**DIRECTION**.
Gather from the listing below each line that includes the word "this", and copy it.
— start of SUPPLIED MATERIAL —
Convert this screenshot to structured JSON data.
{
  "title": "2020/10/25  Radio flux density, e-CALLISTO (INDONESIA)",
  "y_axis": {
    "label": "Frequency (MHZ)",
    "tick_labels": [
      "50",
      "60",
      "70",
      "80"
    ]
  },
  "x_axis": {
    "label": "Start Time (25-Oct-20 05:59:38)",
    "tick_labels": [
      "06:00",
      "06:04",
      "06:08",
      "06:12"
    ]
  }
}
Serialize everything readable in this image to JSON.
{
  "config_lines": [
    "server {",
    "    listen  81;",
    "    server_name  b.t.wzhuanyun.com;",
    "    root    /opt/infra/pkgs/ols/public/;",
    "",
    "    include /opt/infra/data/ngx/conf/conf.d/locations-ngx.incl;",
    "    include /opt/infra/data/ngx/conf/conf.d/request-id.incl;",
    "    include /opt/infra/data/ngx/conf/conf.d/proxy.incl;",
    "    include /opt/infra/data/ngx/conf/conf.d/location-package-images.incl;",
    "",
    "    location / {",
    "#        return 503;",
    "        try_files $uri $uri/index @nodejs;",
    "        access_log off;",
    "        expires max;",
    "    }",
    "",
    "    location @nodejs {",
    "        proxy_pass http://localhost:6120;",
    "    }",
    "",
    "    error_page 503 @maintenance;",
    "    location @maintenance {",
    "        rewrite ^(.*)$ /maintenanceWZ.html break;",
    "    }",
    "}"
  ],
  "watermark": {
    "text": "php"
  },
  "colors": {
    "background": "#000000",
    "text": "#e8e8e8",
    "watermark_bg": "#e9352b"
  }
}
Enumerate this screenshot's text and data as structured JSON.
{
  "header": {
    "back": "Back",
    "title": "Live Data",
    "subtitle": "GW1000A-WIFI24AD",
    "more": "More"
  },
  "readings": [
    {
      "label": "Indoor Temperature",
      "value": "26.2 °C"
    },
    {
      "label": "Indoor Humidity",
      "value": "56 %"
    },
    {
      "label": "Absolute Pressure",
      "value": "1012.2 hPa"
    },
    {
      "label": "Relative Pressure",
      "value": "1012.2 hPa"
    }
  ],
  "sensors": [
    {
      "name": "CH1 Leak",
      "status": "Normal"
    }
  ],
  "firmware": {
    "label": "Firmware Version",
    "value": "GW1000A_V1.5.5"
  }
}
— end of SUPPLIED MATERIAL —
**ANSWER**.
Convert this screenshot to structured JSON data.
Serialize everything readable in this image to JSON.
Enumerate this screenshot's text and data as structured JSON.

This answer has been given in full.